Records for the exercise:
━━━━━━━━━━
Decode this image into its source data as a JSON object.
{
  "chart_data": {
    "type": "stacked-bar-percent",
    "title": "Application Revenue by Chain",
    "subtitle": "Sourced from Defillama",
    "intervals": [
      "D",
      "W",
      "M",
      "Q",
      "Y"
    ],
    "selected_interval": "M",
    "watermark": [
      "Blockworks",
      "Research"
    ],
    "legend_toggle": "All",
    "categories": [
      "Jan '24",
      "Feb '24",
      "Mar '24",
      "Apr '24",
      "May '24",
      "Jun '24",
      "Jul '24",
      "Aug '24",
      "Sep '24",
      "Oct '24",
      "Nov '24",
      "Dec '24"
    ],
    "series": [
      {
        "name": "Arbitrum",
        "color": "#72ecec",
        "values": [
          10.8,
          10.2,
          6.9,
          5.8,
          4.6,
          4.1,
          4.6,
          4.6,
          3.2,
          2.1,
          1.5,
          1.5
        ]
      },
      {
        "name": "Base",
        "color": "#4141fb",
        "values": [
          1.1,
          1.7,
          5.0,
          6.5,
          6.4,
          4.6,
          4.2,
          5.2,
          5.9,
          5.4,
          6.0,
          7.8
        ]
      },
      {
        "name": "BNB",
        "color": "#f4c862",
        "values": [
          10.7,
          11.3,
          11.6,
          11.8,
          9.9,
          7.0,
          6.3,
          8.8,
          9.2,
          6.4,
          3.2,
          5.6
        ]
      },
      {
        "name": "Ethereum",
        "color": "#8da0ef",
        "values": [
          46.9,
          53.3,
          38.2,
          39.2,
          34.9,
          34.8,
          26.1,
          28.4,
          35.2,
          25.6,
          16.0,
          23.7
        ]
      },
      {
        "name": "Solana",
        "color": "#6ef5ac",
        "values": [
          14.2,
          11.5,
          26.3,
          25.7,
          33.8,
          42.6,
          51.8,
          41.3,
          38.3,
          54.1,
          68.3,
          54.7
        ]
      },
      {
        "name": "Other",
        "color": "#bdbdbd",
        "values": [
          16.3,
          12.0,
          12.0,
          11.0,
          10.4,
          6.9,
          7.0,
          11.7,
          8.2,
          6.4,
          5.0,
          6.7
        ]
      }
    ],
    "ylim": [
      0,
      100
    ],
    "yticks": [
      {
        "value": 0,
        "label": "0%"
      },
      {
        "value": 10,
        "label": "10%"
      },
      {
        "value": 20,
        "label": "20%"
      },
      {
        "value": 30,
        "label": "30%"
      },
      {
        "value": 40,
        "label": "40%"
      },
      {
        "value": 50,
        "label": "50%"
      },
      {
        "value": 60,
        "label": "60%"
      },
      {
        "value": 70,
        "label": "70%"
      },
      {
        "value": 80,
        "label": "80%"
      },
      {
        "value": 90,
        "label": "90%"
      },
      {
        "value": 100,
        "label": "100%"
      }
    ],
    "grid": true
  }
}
━━━━━━━━━━
Objective: Return only the count of lines in the records that hold the word "color".

Expected answer: 6